# START OF INFORMATION PROVIDED
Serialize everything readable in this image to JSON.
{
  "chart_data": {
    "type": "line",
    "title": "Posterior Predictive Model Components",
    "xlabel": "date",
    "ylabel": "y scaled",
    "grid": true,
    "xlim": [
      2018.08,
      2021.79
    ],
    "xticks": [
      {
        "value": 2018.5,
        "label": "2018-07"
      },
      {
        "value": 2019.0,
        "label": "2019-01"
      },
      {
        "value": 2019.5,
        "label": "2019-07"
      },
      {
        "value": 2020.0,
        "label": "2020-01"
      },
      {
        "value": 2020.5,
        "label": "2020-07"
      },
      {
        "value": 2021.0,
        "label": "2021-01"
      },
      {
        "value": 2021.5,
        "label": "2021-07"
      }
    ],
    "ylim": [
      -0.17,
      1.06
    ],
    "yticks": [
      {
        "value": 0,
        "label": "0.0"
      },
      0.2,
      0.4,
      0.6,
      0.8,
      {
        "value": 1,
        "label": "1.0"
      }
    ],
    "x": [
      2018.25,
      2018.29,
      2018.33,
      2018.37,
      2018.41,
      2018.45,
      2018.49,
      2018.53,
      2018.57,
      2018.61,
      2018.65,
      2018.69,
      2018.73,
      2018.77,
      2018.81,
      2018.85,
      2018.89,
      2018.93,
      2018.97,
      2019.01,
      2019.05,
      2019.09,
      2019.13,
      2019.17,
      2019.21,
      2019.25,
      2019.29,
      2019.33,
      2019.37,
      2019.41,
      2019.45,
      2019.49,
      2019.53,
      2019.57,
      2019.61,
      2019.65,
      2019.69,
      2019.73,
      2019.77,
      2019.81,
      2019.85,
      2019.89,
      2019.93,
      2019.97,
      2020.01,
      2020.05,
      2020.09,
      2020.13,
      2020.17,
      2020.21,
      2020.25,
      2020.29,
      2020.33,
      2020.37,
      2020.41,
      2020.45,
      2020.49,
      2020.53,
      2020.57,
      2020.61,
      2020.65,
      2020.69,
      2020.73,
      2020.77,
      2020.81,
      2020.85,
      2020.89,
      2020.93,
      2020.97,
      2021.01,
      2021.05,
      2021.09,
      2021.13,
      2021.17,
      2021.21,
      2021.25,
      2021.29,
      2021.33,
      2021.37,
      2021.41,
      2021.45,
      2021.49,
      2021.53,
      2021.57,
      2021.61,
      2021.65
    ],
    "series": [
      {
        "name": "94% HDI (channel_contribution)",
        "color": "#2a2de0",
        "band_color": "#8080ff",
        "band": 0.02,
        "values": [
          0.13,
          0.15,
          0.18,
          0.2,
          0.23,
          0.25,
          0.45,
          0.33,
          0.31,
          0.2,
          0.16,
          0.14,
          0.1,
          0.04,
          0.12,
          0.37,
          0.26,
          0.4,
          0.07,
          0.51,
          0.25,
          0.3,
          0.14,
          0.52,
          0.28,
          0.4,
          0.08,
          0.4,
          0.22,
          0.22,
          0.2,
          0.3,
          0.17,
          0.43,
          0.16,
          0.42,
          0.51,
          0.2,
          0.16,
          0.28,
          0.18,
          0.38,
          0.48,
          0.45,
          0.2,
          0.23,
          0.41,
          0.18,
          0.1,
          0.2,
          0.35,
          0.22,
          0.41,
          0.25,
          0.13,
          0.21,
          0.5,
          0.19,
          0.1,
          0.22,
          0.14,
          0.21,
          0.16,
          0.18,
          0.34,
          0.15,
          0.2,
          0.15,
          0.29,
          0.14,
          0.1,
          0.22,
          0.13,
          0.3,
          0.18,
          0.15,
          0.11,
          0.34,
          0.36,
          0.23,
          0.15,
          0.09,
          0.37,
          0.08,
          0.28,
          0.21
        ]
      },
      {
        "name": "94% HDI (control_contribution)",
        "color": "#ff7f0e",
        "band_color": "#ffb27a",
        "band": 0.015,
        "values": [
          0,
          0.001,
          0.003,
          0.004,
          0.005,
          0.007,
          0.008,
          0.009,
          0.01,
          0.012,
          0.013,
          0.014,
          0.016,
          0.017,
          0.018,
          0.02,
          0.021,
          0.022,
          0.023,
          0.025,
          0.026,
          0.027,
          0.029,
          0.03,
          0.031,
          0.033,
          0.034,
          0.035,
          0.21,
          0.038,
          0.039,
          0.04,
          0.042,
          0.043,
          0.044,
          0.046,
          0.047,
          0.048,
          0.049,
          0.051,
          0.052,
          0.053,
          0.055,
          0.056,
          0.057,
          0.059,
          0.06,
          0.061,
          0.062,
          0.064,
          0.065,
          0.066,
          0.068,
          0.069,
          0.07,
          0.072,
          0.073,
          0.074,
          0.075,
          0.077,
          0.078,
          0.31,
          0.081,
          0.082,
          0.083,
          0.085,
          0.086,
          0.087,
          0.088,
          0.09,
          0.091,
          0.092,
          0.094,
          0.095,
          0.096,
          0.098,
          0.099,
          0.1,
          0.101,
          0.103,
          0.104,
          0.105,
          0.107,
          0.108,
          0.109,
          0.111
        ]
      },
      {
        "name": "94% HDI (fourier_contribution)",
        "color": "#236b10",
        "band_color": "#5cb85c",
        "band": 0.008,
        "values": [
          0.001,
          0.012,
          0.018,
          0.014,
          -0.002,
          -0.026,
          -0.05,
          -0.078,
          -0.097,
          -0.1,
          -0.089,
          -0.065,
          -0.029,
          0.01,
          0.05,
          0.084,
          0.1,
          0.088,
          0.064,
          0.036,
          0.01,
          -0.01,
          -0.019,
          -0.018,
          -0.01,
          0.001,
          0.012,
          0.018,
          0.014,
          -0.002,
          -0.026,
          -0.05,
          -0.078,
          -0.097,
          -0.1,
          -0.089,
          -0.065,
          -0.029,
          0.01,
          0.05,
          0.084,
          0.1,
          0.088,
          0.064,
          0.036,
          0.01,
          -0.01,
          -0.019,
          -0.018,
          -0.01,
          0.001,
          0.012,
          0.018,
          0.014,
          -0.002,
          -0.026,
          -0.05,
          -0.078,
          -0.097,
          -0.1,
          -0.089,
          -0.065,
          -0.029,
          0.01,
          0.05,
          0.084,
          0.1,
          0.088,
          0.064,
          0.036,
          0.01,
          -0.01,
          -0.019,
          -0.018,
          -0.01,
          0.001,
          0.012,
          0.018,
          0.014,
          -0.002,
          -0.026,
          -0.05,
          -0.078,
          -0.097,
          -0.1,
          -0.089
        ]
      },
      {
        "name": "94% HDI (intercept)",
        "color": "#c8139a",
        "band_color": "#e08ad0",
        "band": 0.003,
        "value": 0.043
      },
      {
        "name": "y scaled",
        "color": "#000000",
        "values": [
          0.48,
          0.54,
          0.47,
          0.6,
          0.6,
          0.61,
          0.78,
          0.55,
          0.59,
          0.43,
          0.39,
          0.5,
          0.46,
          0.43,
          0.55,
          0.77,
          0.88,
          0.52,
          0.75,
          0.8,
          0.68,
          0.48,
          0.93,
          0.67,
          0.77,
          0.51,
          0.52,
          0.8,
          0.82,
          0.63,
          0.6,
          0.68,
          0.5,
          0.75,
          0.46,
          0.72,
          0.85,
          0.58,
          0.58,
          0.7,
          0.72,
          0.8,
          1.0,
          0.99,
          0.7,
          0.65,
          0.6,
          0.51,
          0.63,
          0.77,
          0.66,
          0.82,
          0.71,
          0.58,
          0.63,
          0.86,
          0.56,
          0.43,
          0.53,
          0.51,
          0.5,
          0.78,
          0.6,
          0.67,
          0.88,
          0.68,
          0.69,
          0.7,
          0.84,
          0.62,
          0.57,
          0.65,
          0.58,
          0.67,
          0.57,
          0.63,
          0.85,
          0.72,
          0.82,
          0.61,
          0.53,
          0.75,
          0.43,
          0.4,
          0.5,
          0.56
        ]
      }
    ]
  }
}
# END OF INFORMATION PROVIDED
STATED TASK - Please quote every record above exactly as it appears.

EXERCISE ANSWER -
Serialize everything readable in this image to JSON.
{
  "chart_data": {
    "type": "line",
    "title": "Posterior Predictive Model Components",
    "xlabel": "date",
    "ylabel": "y scaled",
    "grid": true,
    "xlim": [
      2018.08,
      2021.79
    ],
    "xticks": [
      {
        "value": 2018.5,
        "label": "2018-07"
      },
      {
        "value": 2019.0,
        "label": "2019-01"
      },
      {
        "value": 2019.5,
        "label": "2019-07"
      },
      {
        "value": 2020.0,
        "label": "2020-01"
      },
      {
        "value": 2020.5,
        "label": "2020-07"
      },
      {
        "value": 2021.0,
        "label": "2021-01"
      },
      {
        "value": 2021.5,
        "label": "2021-07"
      }
    ],
    "ylim": [
      -0.17,
      1.06
    ],
    "yticks": [
      {
        "value": 0,
        "label": "0.0"
      },
      0.2,
      0.4,
      0.6,
      0.8,
      {
        "value": 1,
        "label": "1.0"
      }
    ],
    "x": [
      2018.25,
      2018.29,
      2018.33,
      2018.37,
      2018.41,
      2018.45,
      2018.49,
      2018.53,
      2018.57,
      2018.61,
      2018.65,
      2018.69,
      2018.73,
      2018.77,
      2018.81,
      2018.85,
      2018.89,
      2018.93,
      2018.97,
      2019.01,
      2019.05,
      2019.09,
      2019.13,
      2019.17,
      2019.21,
      2019.25,
      2019.29,
      2019.33,
      2019.37,
      2019.41,
      2019.45,
      2019.49,
      2019.53,
      2019.57,
      2019.61,
      2019.65,
      2019.69,
      2019.73,
      2019.77,
      2019.81,
      2019.85,
      2019.89,
      2019.93,
      2019.97,
      2020.01,
      2020.05,
      2020.09,
      2020.13,
      2020.17,
      2020.21,
      2020.25,
      2020.29,
      2020.33,
      2020.37,
      2020.41,
      2020.45,
      2020.49,
      2020.53,
      2020.57,
      2020.61,
      2020.65,
      2020.69,
      2020.73,
      2020.77,
      2020.81,
      2020.85,
      2020.89,
      2020.93,
      2020.97,
      2021.01,
      2021.05,
      2021.09,
      2021.13,
      2021.17,
      2021.21,
      2021.25,
      2021.29,
      2021.33,
      2021.37,
      2021.41,
      2021.45,
      2021.49,
      2021.53,
      2021.57,
      2021.61,
      2021.65
    ],
    "series": [
      {
        "name": "94% HDI (channel_contribution)",
        "color": "#2a2de0",
        "band_color": "#8080ff",
        "band": 0.02,
        "values": [
          0.13,
          0.15,
          0.18,
          0.2,
          0.23,
          0.25,
          0.45,
          0.33,
          0.31,
          0.2,
          0.16,
          0.14,
          0.1,
          0.04,
          0.12,
          0.37,
          0.26,
          0.4,
          0.07,
          0.51,
          0.25,
          0.3,
          0.14,
          0.52,
          0.28,
          0.4,
          0.08,
          0.4,
          0.22,
          0.22,
          0.2,
          0.3,
          0.17,
          0.43,
          0.16,
          0.42,
          0.51,
          0.2,
          0.16,
          0.28,
          0.18,
          0.38,
          0.48,
          0.45,
          0.2,
          0.23,
          0.41,
          0.18,
          0.1,
          0.2,
          0.35,
          0.22,
          0.41,
          0.25,
          0.13,
          0.21,
          0.5,
          0.19,
          0.1,
          0.22,
          0.14,
          0.21,
          0.16,
          0.18,
          0.34,
          0.15,
          0.2,
          0.15,
          0.29,
          0.14,
          0.1,
          0.22,
          0.13,
          0.3,
          0.18,
          0.15,
          0.11,
          0.34,
          0.36,
          0.23,
          0.15,
          0.09,
          0.37,
          0.08,
          0.28,
          0.21
        ]
      },
      {
        "name": "94% HDI (control_contribution)",
        "color": "#ff7f0e",
        "band_color": "#ffb27a",
        "band": 0.015,
        "values": [
          0,
          0.001,
          0.003,
          0.004,
          0.005,
          0.007,
          0.008,
          0.009,
          0.01,
          0.012,
          0.013,
          0.014,
          0.016,
          0.017,
          0.018,
          0.02,
          0.021,
          0.022,
          0.023,
          0.025,
          0.026,
          0.027,
          0.029,
          0.03,
          0.031,
          0.033,
          0.034,
          0.035,
          0.21,
          0.038,
          0.039,
          0.04,
          0.042,
          0.043,
          0.044,
          0.046,
          0.047,
          0.048,
          0.049,
          0.051,
          0.052,
          0.053,
          0.055,
          0.056,
          0.057,
          0.059,
          0.06,
          0.061,
          0.062,
          0.064,
          0.065,
          0.066,
          0.068,
          0.069,
          0.07,
          0.072,
          0.073,
          0.074,
          0.075,
          0.077,
          0.078,
          0.31,
          0.081,
          0.082,
          0.083,
          0.085,
          0.086,
          0.087,
          0.088,
          0.09,
          0.091,
          0.092,
          0.094,
          0.095,
          0.096,
          0.098,
          0.099,
          0.1,
          0.101,
          0.103,
          0.104,
          0.105,
          0.107,
          0.108,
          0.109,
          0.111
        ]
      },
      {
        "name": "94% HDI (fourier_contribution)",
        "color": "#236b10",
        "band_color": "#5cb85c",
        "band": 0.008,
        "values": [
          0.001,
          0.012,
          0.018,
          0.014,
          -0.002,
          -0.026,
          -0.05,
          -0.078,
          -0.097,
          -0.1,
          -0.089,
          -0.065,
          -0.029,
          0.01,
          0.05,
          0.084,
          0.1,
          0.088,
          0.064,
          0.036,
          0.01,
          -0.01,
          -0.019,
          -0.018,
          -0.01,
          0.001,
          0.012,
          0.018,
          0.014,
          -0.002,
          -0.026,
          -0.05,
          -0.078,
          -0.097,
          -0.1,
          -0.089,
          -0.065,
          -0.029,
          0.01,
          0.05,
          0.084,
          0.1,
          0.088,
          0.064,
          0.036,
          0.01,
          -0.01,
          -0.019,
          -0.018,
          -0.01,
          0.001,
          0.012,
          0.018,
          0.014,
          -0.002,
          -0.026,
          -0.05,
          -0.078,
          -0.097,
          -0.1,
          -0.089,
          -0.065,
          -0.029,
          0.01,
          0.05,
          0.084,
          0.1,
          0.088,
          0.064,
          0.036,
          0.01,
          -0.01,
          -0.019,
          -0.018,
          -0.01,
          0.001,
          0.012,
          0.018,
          0.014,
          -0.002,
          -0.026,
          -0.05,
          -0.078,
          -0.097,
          -0.1,
          -0.089
        ]
      },
      {
        "name": "94% HDI (intercept)",
        "color": "#c8139a",
        "band_color": "#e08ad0",
        "band": 0.003,
        "value": 0.043
      },
      {
        "name": "y scaled",
        "color": "#000000",
        "values": [
          0.48,
          0.54,
          0.47,
          0.6,
          0.6,
          0.61,
          0.78,
          0.55,
          0.59,
          0.43,
          0.39,
          0.5,
          0.46,
          0.43,
          0.55,
          0.77,
          0.88,
          0.52,
          0.75,
          0.8,
          0.68,
          0.48,
          0.93,
          0.67,
          0.77,
          0.51,
          0.52,
          0.8,
          0.82,
          0.63,
          0.6,
          0.68,
          0.5,
          0.75,
          0.46,
          0.72,
          0.85,
          0.58,
          0.58,
          0.7,
          0.72,
          0.8,
          1.0,
          0.99,
          0.7,
          0.65,
          0.6,
          0.51,
          0.63,
          0.77,
          0.66,
          0.82,
          0.71,
          0.58,
          0.63,
          0.86,
          0.56,
          0.43,
          0.53,
          0.51,
          0.5,
          0.78,
          0.6,
          0.67,
          0.88,
          0.68,
          0.69,
          0.7,
          0.84,
          0.62,
          0.57,
          0.65,
          0.58,
          0.67,
          0.57,
          0.63,
          0.85,
          0.72,
          0.82,
          0.61,
          0.53,
          0.75,
          0.43,
          0.4,
          0.5,
          0.56
        ]
      }
    ]
  }
}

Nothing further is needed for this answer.